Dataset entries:
# # # # # # #

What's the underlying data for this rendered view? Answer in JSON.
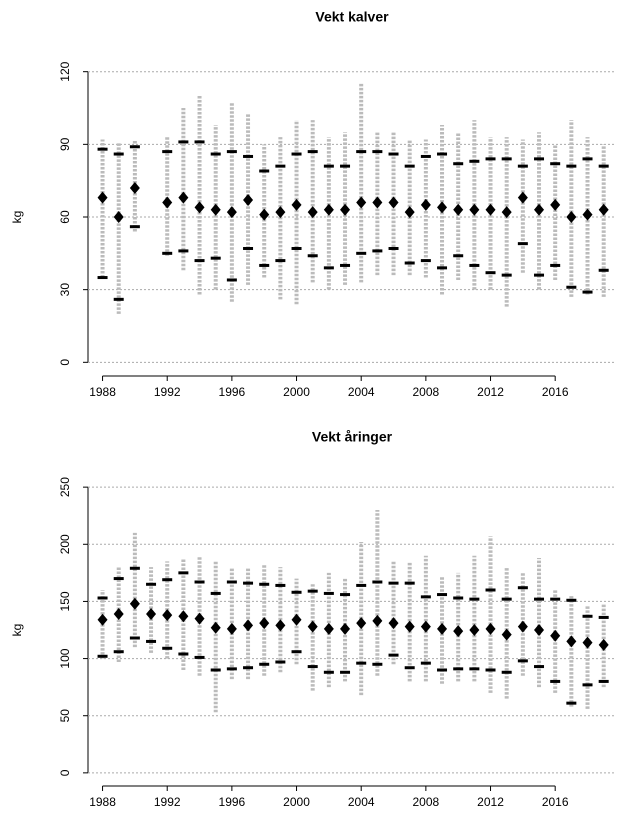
{
  "chart_data": [
    {
      "type": "strip",
      "title": "Vekt kalver",
      "y_label": "kg",
      "x": [
        1988,
        1989,
        1990,
        1991,
        1992,
        1993,
        1994,
        1995,
        1996,
        1997,
        1998,
        1999,
        2000,
        2001,
        2002,
        2003,
        2004,
        2005,
        2006,
        2007,
        2008,
        2009,
        2010,
        2011,
        2012,
        2013,
        2014,
        2015,
        2016,
        2017,
        2018,
        2019
      ],
      "mean": [
        68,
        60,
        72,
        null,
        66,
        68,
        64,
        63,
        62,
        67,
        61,
        62,
        65,
        62,
        63,
        63,
        66,
        66,
        66,
        62,
        65,
        64,
        63,
        63,
        63,
        62,
        68,
        63,
        65,
        60,
        61,
        63
      ],
      "upper": [
        88,
        86,
        89,
        null,
        87,
        91,
        91,
        86,
        87,
        85,
        79,
        81,
        86,
        87,
        81,
        81,
        87,
        87,
        86,
        81,
        85,
        86,
        82,
        83,
        84,
        84,
        81,
        84,
        82,
        81,
        84,
        81
      ],
      "lower": [
        35,
        26,
        56,
        null,
        45,
        46,
        42,
        43,
        34,
        47,
        40,
        42,
        47,
        44,
        39,
        40,
        45,
        46,
        47,
        41,
        42,
        39,
        44,
        40,
        37,
        36,
        49,
        36,
        40,
        31,
        29,
        38
      ],
      "min": [
        35,
        20,
        54,
        null,
        44,
        38,
        28,
        30,
        25,
        32,
        35,
        26,
        24,
        33,
        30,
        32,
        33,
        36,
        36,
        36,
        35,
        28,
        34,
        30,
        30,
        23,
        37,
        30,
        34,
        27,
        28,
        27
      ],
      "max": [
        92,
        91,
        92,
        null,
        93,
        105,
        110,
        98,
        107,
        103,
        90,
        93,
        100,
        100,
        93,
        95,
        115,
        95,
        95,
        92,
        92,
        98,
        95,
        100,
        93,
        93,
        92,
        95,
        90,
        100,
        93,
        90
      ],
      "xlim": [
        1987.1,
        2019.7
      ],
      "xticks": [
        1988,
        1992,
        1996,
        2000,
        2004,
        2008,
        2012,
        2016
      ],
      "ylim": [
        -4,
        124
      ],
      "yticks": [
        0,
        30,
        60,
        90,
        120
      ],
      "grid": true,
      "point_color": "#bbbbbb",
      "mark_color": "#000000"
    },
    {
      "type": "strip",
      "title": "Vekt åringer",
      "y_label": "kg",
      "x": [
        1988,
        1989,
        1990,
        1991,
        1992,
        1993,
        1994,
        1995,
        1996,
        1997,
        1998,
        1999,
        2000,
        2001,
        2002,
        2003,
        2004,
        2005,
        2006,
        2007,
        2008,
        2009,
        2010,
        2011,
        2012,
        2013,
        2014,
        2015,
        2016,
        2017,
        2018,
        2019
      ],
      "mean": [
        134,
        139,
        148,
        139,
        138,
        137,
        135,
        127,
        126,
        129,
        131,
        129,
        134,
        128,
        126,
        126,
        131,
        133,
        131,
        128,
        128,
        126,
        124,
        125,
        126,
        121,
        128,
        125,
        120,
        115,
        114,
        112
      ],
      "upper": [
        153,
        170,
        179,
        165,
        169,
        175,
        167,
        157,
        167,
        166,
        165,
        164,
        158,
        159,
        157,
        156,
        164,
        167,
        166,
        166,
        154,
        156,
        153,
        152,
        160,
        152,
        162,
        152,
        152,
        151,
        137,
        136
      ],
      "lower": [
        102,
        106,
        118,
        115,
        109,
        104,
        101,
        90,
        91,
        92,
        95,
        97,
        106,
        93,
        88,
        88,
        96,
        95,
        103,
        92,
        96,
        90,
        91,
        91,
        90,
        88,
        98,
        93,
        80,
        61,
        77,
        80
      ],
      "min": [
        100,
        97,
        110,
        105,
        100,
        90,
        85,
        53,
        82,
        82,
        85,
        88,
        95,
        72,
        75,
        80,
        68,
        85,
        95,
        80,
        80,
        78,
        80,
        80,
        70,
        65,
        85,
        75,
        70,
        58,
        56,
        75
      ],
      "max": [
        160,
        180,
        210,
        180,
        185,
        188,
        190,
        185,
        180,
        180,
        182,
        180,
        170,
        165,
        175,
        170,
        202,
        230,
        185,
        185,
        190,
        172,
        175,
        190,
        207,
        180,
        175,
        188,
        160,
        155,
        147,
        148
      ],
      "xlim": [
        1987.1,
        2019.7
      ],
      "xticks": [
        1988,
        1992,
        1996,
        2000,
        2004,
        2008,
        2012,
        2016
      ],
      "ylim": [
        -8,
        258
      ],
      "yticks": [
        0,
        50,
        100,
        150,
        200,
        250
      ],
      "grid": true,
      "point_color": "#bbbbbb",
      "mark_color": "#000000"
    }
  ]
}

# # # # # # #

Leave out the pictures and return every record word for word.

▶ **Exercise result**
What's the underlying data for this rendered view? Answer in JSON.
{
  "chart_data": [
    {
      "type": "strip",
      "title": "Vekt kalver",
      "y_label": "kg",
      "x": [
        1988,
        1989,
        1990,
        1991,
        1992,
        1993,
        1994,
        1995,
        1996,
        1997,
        1998,
        1999,
        2000,
        2001,
        2002,
        2003,
        2004,
        2005,
        2006,
        2007,
        2008,
        2009,
        2010,
        2011,
        2012,
        2013,
        2014,
        2015,
        2016,
        2017,
        2018,
        2019
      ],
      "mean": [
        68,
        60,
        72,
        null,
        66,
        68,
        64,
        63,
        62,
        67,
        61,
        62,
        65,
        62,
        63,
        63,
        66,
        66,
        66,
        62,
        65,
        64,
        63,
        63,
        63,
        62,
        68,
        63,
        65,
        60,
        61,
        63
      ],
      "upper": [
        88,
        86,
        89,
        null,
        87,
        91,
        91,
        86,
        87,
        85,
        79,
        81,
        86,
        87,
        81,
        81,
        87,
        87,
        86,
        81,
        85,
        86,
        82,
        83,
        84,
        84,
        81,
        84,
        82,
        81,
        84,
        81
      ],
      "lower": [
        35,
        26,
        56,
        null,
        45,
        46,
        42,
        43,
        34,
        47,
        40,
        42,
        47,
        44,
        39,
        40,
        45,
        46,
        47,
        41,
        42,
        39,
        44,
        40,
        37,
        36,
        49,
        36,
        40,
        31,
        29,
        38
      ],
      "min": [
        35,
        20,
        54,
        null,
        44,
        38,
        28,
        30,
        25,
        32,
        35,
        26,
        24,
        33,
        30,
        32,
        33,
        36,
        36,
        36,
        35,
        28,
        34,
        30,
        30,
        23,
        37,
        30,
        34,
        27,
        28,
        27
      ],
      "max": [
        92,
        91,
        92,
        null,
        93,
        105,
        110,
        98,
        107,
        103,
        90,
        93,
        100,
        100,
        93,
        95,
        115,
        95,
        95,
        92,
        92,
        98,
        95,
        100,
        93,
        93,
        92,
        95,
        90,
        100,
        93,
        90
      ],
      "xlim": [
        1987.1,
        2019.7
      ],
      "xticks": [
        1988,
        1992,
        1996,
        2000,
        2004,
        2008,
        2012,
        2016
      ],
      "ylim": [
        -4,
        124
      ],
      "yticks": [
        0,
        30,
        60,
        90,
        120
      ],
      "grid": true,
      "point_color": "#bbbbbb",
      "mark_color": "#000000"
    },
    {
      "type": "strip",
      "title": "Vekt åringer",
      "y_label": "kg",
      "x": [
        1988,
        1989,
        1990,
        1991,
        1992,
        1993,
        1994,
        1995,
        1996,
        1997,
        1998,
        1999,
        2000,
        2001,
        2002,
        2003,
        2004,
        2005,
        2006,
        2007,
        2008,
        2009,
        2010,
        2011,
        2012,
        2013,
        2014,
        2015,
        2016,
        2017,
        2018,
        2019
      ],
      "mean": [
        134,
        139,
        148,
        139,
        138,
        137,
        135,
        127,
        126,
        129,
        131,
        129,
        134,
        128,
        126,
        126,
        131,
        133,
        131,
        128,
        128,
        126,
        124,
        125,
        126,
        121,
        128,
        125,
        120,
        115,
        114,
        112
      ],
      "upper": [
        153,
        170,
        179,
        165,
        169,
        175,
        167,
        157,
        167,
        166,
        165,
        164,
        158,
        159,
        157,
        156,
        164,
        167,
        166,
        166,
        154,
        156,
        153,
        152,
        160,
        152,
        162,
        152,
        152,
        151,
        137,
        136
      ],
      "lower": [
        102,
        106,
        118,
        115,
        109,
        104,
        101,
        90,
        91,
        92,
        95,
        97,
        106,
        93,
        88,
        88,
        96,
        95,
        103,
        92,
        96,
        90,
        91,
        91,
        90,
        88,
        98,
        93,
        80,
        61,
        77,
        80
      ],
      "min": [
        100,
        97,
        110,
        105,
        100,
        90,
        85,
        53,
        82,
        82,
        85,
        88,
        95,
        72,
        75,
        80,
        68,
        85,
        95,
        80,
        80,
        78,
        80,
        80,
        70,
        65,
        85,
        75,
        70,
        58,
        56,
        75
      ],
      "max": [
        160,
        180,
        210,
        180,
        185,
        188,
        190,
        185,
        180,
        180,
        182,
        180,
        170,
        165,
        175,
        170,
        202,
        230,
        185,
        185,
        190,
        172,
        175,
        190,
        207,
        180,
        175,
        188,
        160,
        155,
        147,
        148
      ],
      "xlim": [
        1987.1,
        2019.7
      ],
      "xticks": [
        1988,
        1992,
        1996,
        2000,
        2004,
        2008,
        2012,
        2016
      ],
      "ylim": [
        -8,
        258
      ],
      "yticks": [
        0,
        50,
        100,
        150,
        200,
        250
      ],
      "grid": true,
      "point_color": "#bbbbbb",
      "mark_color": "#000000"
    }
  ]
}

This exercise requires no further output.